(WHAT IS REQUIRED) In the listing below, identify each line with the word "JSON" and return those lines.

[Stored data]
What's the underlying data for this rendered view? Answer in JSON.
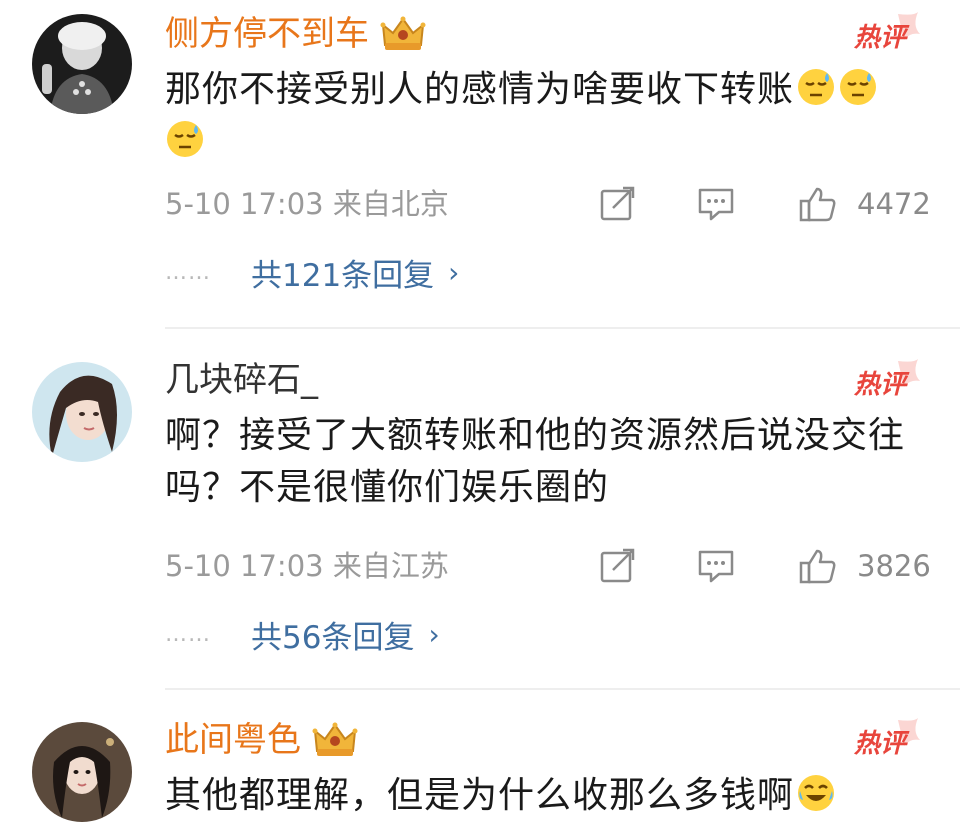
{
  "comments": [
    {
      "username": "侧方停不到车",
      "text": "那你不接受别人的感情为啥要收下转账",
      "emojis": [
        "sweat-face-emoji",
        "sweat-face-emoji",
        "sweat-face-emoji"
      ],
      "time": "5-10 17:03",
      "location": "来自北京",
      "likes": "4472",
      "replies": "共121条回复",
      "hot_label": "热评",
      "vip": true
    },
    {
      "username": "几块碎石_",
      "text": "啊？接受了大额转账和他的资源然后说没交往吗？不是很懂你们娱乐圈的",
      "emojis": [],
      "time": "5-10 17:03",
      "location": "来自江苏",
      "likes": "3826",
      "replies": "共56条回复",
      "hot_label": "热评",
      "vip": false
    },
    {
      "username": "此间粤色",
      "text": "其他都理解，但是为什么收那么多钱啊",
      "emojis": [
        "laugh-cry-emoji"
      ],
      "hot_label": "热评",
      "vip": true
    }
  ],
  "icons": {
    "repost": "repost-icon",
    "comment": "comment-icon",
    "like": "like-icon",
    "crown": "crown-badge-icon"
  },
  "colors": {
    "vip_name": "#e8761a",
    "hot_badge": "#e8453c",
    "reply_link": "#3f6ea0",
    "meta_gray": "#9a9a9a"
  },
  "reply_dots": "……"
}
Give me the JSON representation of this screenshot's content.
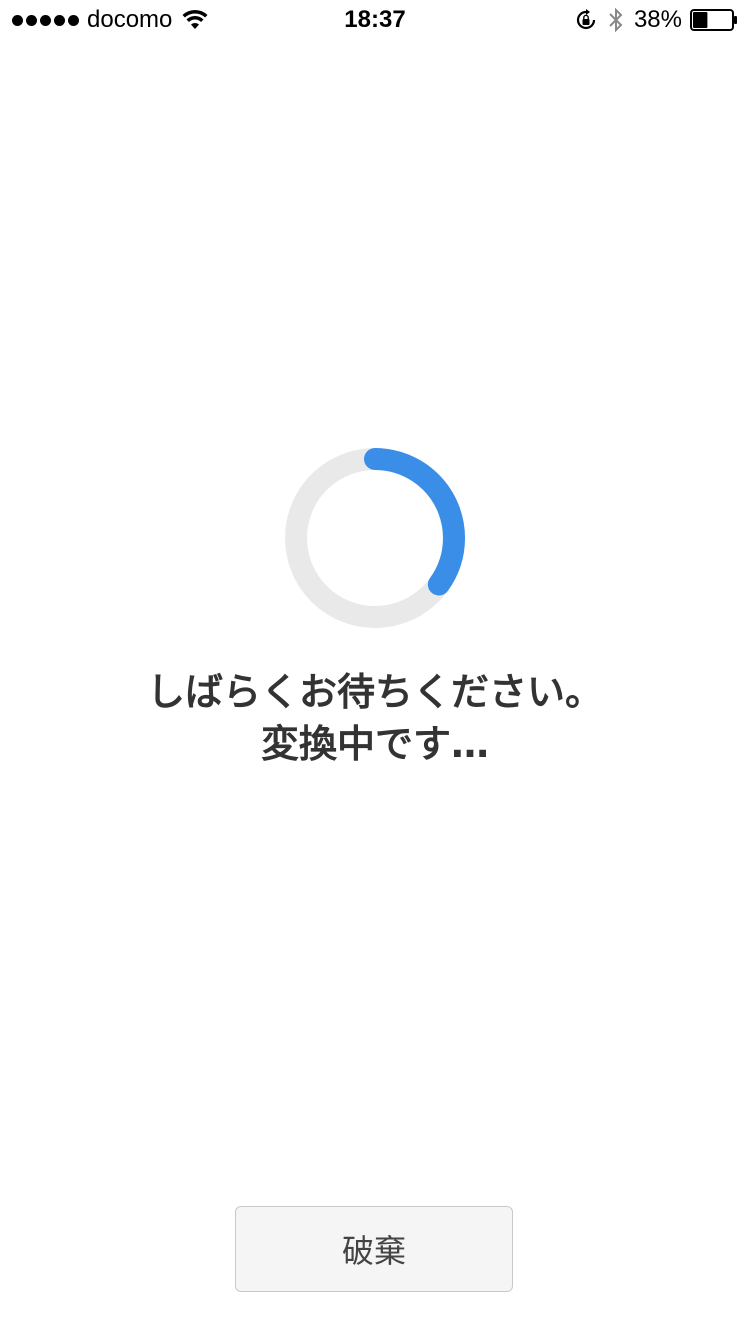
{
  "status_bar": {
    "carrier": "docomo",
    "time": "18:37",
    "battery_percent": "38%",
    "battery_level": 0.38,
    "signal_bars": 5,
    "icons": [
      "wifi-icon",
      "rotation-lock-icon",
      "bluetooth-icon",
      "battery-icon"
    ]
  },
  "progress": {
    "value": 0.35,
    "track_color": "#e9e9e9",
    "fill_color": "#3a8ee8"
  },
  "message": {
    "line1": "しばらくお待ちください。",
    "line2": "変換中です…"
  },
  "actions": {
    "discard_label": "破棄"
  }
}
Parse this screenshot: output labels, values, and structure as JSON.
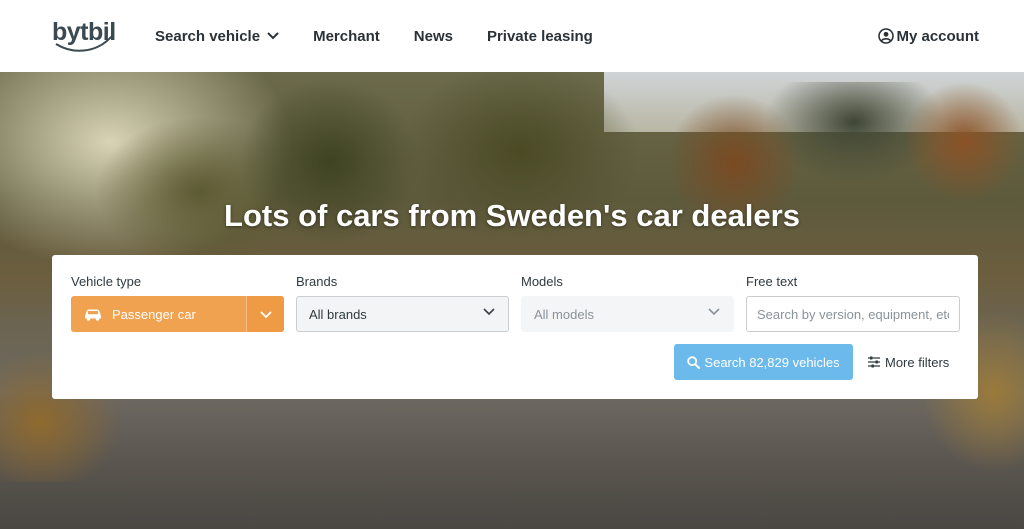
{
  "header": {
    "logo_text": "bytbil",
    "nav": [
      {
        "label": "Search vehicle"
      },
      {
        "label": "Merchant"
      },
      {
        "label": "News"
      },
      {
        "label": "Private leasing"
      }
    ],
    "account_label": "My account"
  },
  "hero": {
    "title": "Lots of cars from Sweden's car dealers"
  },
  "search": {
    "vehicle_type": {
      "label": "Vehicle type",
      "value": "Passenger car",
      "icon": "car-icon"
    },
    "brands": {
      "label": "Brands",
      "value": "All brands"
    },
    "models": {
      "label": "Models",
      "value": "All models"
    },
    "free_text": {
      "label": "Free text",
      "placeholder": "Search by version, equipment, etc",
      "value": ""
    },
    "search_button_label": "Search 82,829 vehicles",
    "more_filters_label": "More filters"
  },
  "colors": {
    "accent_orange": "#f1a251",
    "button_blue": "#6cb9ec",
    "text_dark": "#2a3238"
  }
}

(CORRECT OUTPUT)
What's the underlying data for this rendered view? Answer in JSON.
Give me the JSON representation of this screenshot's content.
Parse this screenshot: output labels, values, and structure as JSON.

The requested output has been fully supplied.